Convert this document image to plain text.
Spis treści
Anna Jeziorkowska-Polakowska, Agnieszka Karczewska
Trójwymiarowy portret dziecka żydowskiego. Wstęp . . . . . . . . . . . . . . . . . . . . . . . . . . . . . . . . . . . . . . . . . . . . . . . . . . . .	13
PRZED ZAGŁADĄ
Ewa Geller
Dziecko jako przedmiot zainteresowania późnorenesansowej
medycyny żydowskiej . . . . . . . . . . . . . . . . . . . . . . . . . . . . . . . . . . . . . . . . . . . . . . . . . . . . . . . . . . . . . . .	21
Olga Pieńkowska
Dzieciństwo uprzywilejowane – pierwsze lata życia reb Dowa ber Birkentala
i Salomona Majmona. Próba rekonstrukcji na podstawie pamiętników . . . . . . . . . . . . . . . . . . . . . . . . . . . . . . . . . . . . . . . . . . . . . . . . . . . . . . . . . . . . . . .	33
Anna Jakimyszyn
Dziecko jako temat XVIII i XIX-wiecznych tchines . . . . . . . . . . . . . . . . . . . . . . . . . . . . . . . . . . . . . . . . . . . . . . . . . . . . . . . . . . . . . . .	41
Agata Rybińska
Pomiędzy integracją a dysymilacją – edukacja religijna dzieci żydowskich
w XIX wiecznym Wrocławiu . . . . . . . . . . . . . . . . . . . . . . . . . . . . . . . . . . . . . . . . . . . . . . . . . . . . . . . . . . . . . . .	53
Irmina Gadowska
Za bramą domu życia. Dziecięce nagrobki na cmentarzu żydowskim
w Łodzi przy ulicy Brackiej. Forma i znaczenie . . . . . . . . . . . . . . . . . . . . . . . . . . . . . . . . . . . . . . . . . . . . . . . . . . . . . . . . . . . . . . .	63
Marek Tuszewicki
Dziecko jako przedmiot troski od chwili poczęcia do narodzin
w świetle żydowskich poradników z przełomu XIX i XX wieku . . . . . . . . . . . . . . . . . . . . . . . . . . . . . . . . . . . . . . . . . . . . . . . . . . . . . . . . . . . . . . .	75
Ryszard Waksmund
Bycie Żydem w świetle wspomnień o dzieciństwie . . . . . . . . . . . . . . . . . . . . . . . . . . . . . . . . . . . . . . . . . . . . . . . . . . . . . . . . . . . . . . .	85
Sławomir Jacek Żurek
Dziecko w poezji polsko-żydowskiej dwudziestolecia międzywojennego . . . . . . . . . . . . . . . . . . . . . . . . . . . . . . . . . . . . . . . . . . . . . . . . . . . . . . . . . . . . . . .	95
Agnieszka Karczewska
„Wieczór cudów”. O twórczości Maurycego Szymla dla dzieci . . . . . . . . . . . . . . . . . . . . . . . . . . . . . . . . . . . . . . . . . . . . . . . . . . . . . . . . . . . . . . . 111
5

..............................

* [PROBLEM STATEMENT] Output the data above exactly, please, line for line.

* [COMPLETED EXERCISE]
Convert this document image to plain text.
Spis treści
Anna Jeziorkowska-Polakowska, Agnieszka Karczewska
Trójwymiarowy portret dziecka żydowskiego. Wstęp . . . . . . . . . . . . . . . . . . . . . . . . . . . . . . . . . . . . . . . . . . . . . . . . . . . .	13
PRZED ZAGŁADĄ
Ewa Geller
Dziecko jako przedmiot zainteresowania późnorenesansowej
medycyny żydowskiej . . . . . . . . . . . . . . . . . . . . . . . . . . . . . . . . . . . . . . . . . . . . . . . . . . . . . . . . . . . . . . .	21
Olga Pieńkowska
Dzieciństwo uprzywilejowane – pierwsze lata życia reb Dowa ber Birkentala
i Salomona Majmona. Próba rekonstrukcji na podstawie pamiętników . . . . . . . . . . . . . . . . . . . . . . . . . . . . . . . . . . . . . . . . . . . . . . . . . . . . . . . . . . . . . . .	33
Anna Jakimyszyn
Dziecko jako temat XVIII i XIX-wiecznych tchines . . . . . . . . . . . . . . . . . . . . . . . . . . . . . . . . . . . . . . . . . . . . . . . . . . . . . . . . . . . . . . .	41
Agata Rybińska
Pomiędzy integracją a dysymilacją – edukacja religijna dzieci żydowskich
w XIX wiecznym Wrocławiu . . . . . . . . . . . . . . . . . . . . . . . . . . . . . . . . . . . . . . . . . . . . . . . . . . . . . . . . . . . . . . .	53
Irmina Gadowska
Za bramą domu życia. Dziecięce nagrobki na cmentarzu żydowskim
w Łodzi przy ulicy Brackiej. Forma i znaczenie . . . . . . . . . . . . . . . . . . . . . . . . . . . . . . . . . . . . . . . . . . . . . . . . . . . . . . . . . . . . . . .	63
Marek Tuszewicki
Dziecko jako przedmiot troski od chwili poczęcia do narodzin
w świetle żydowskich poradników z przełomu XIX i XX wieku . . . . . . . . . . . . . . . . . . . . . . . . . . . . . . . . . . . . . . . . . . . . . . . . . . . . . . . . . . . . . . .	75
Ryszard Waksmund
Bycie Żydem w świetle wspomnień o dzieciństwie . . . . . . . . . . . . . . . . . . . . . . . . . . . . . . . . . . . . . . . . . . . . . . . . . . . . . . . . . . . . . . .	85
Sławomir Jacek Żurek
Dziecko w poezji polsko-żydowskiej dwudziestolecia międzywojennego . . . . . . . . . . . . . . . . . . . . . . . . . . . . . . . . . . . . . . . . . . . . . . . . . . . . . . . . . . . . . . .	95
Agnieszka Karczewska
„Wieczór cudów”. O twórczości Maurycego Szymla dla dzieci . . . . . . . . . . . . . . . . . . . . . . . . . . . . . . . . . . . . . . . . . . . . . . . . . . . . . . . . . . . . . . . 111
5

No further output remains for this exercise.